**AIM OF THE EXERCISE**
Reproduce the listing word for word. Skip any image.
* Begin DATASET CONTENT *
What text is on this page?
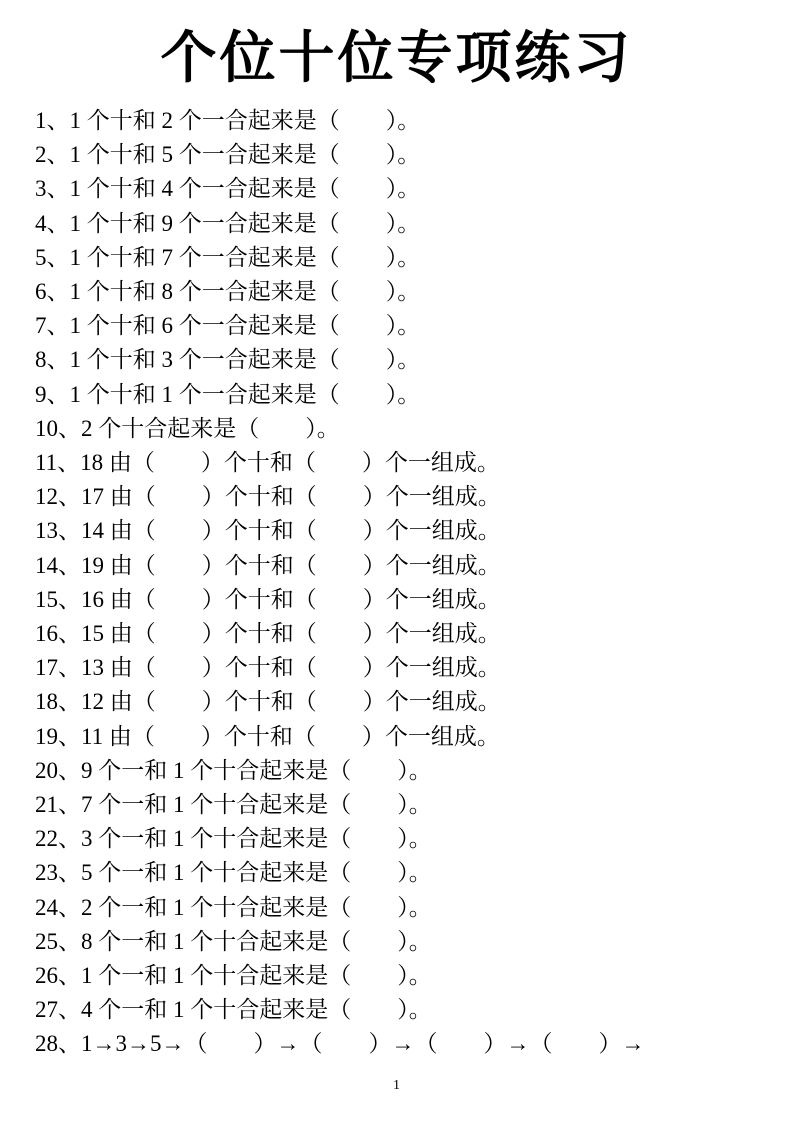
个位十位专项练习
1、1 个十和 2 个一合起来是（　　）。
2、1 个十和 5 个一合起来是（　　）。
3、1 个十和 4 个一合起来是（　　）。
4、1 个十和 9 个一合起来是（　　）。
5、1 个十和 7 个一合起来是（　　）。
6、1 个十和 8 个一合起来是（　　）。
7、1 个十和 6 个一合起来是（　　）。
8、1 个十和 3 个一合起来是（　　）。
9、1 个十和 1 个一合起来是（　　）。
10、2 个十合起来是（　　）。
11、18 由（　　）个十和（　　）个一组成。
12、17 由（　　）个十和（　　）个一组成。
13、14 由（　　）个十和（　　）个一组成。
14、19 由（　　）个十和（　　）个一组成。
15、16 由（　　）个十和（　　）个一组成。
16、15 由（　　）个十和（　　）个一组成。
17、13 由（　　）个十和（　　）个一组成。
18、12 由（　　）个十和（　　）个一组成。
19、11 由（　　）个十和（　　）个一组成。
20、9 个一和 1 个十合起来是（　　）。
21、7 个一和 1 个十合起来是（　　）。
22、3 个一和 1 个十合起来是（　　）。
23、5 个一和 1 个十合起来是（　　）。
24、2 个一和 1 个十合起来是（　　）。
25、8 个一和 1 个十合起来是（　　）。
26、1 个一和 1 个十合起来是（　　）。
27、4 个一和 1 个十合起来是（　　）。
28、1→3→5→（　　）→（　　）→（　　）→（　　）→
1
* End DATASET CONTENT *
**RESULT FOR THIS EXERCISE**
What text is on this page?
个位十位专项练习
1、1 个十和 2 个一合起来是（　　）。
2、1 个十和 5 个一合起来是（　　）。
3、1 个十和 4 个一合起来是（　　）。
4、1 个十和 9 个一合起来是（　　）。
5、1 个十和 7 个一合起来是（　　）。
6、1 个十和 8 个一合起来是（　　）。
7、1 个十和 6 个一合起来是（　　）。
8、1 个十和 3 个一合起来是（　　）。
9、1 个十和 1 个一合起来是（　　）。
10、2 个十合起来是（　　）。
11、18 由（　　）个十和（　　）个一组成。
12、17 由（　　）个十和（　　）个一组成。
13、14 由（　　）个十和（　　）个一组成。
14、19 由（　　）个十和（　　）个一组成。
15、16 由（　　）个十和（　　）个一组成。
16、15 由（　　）个十和（　　）个一组成。
17、13 由（　　）个十和（　　）个一组成。
18、12 由（　　）个十和（　　）个一组成。
19、11 由（　　）个十和（　　）个一组成。
20、9 个一和 1 个十合起来是（　　）。
21、7 个一和 1 个十合起来是（　　）。
22、3 个一和 1 个十合起来是（　　）。
23、5 个一和 1 个十合起来是（　　）。
24、2 个一和 1 个十合起来是（　　）。
25、8 个一和 1 个十合起来是（　　）。
26、1 个一和 1 个十合起来是（　　）。
27、4 个一和 1 个十合起来是（　　）。
28、1→3→5→（　　）→（　　）→（　　）→（　　）→
1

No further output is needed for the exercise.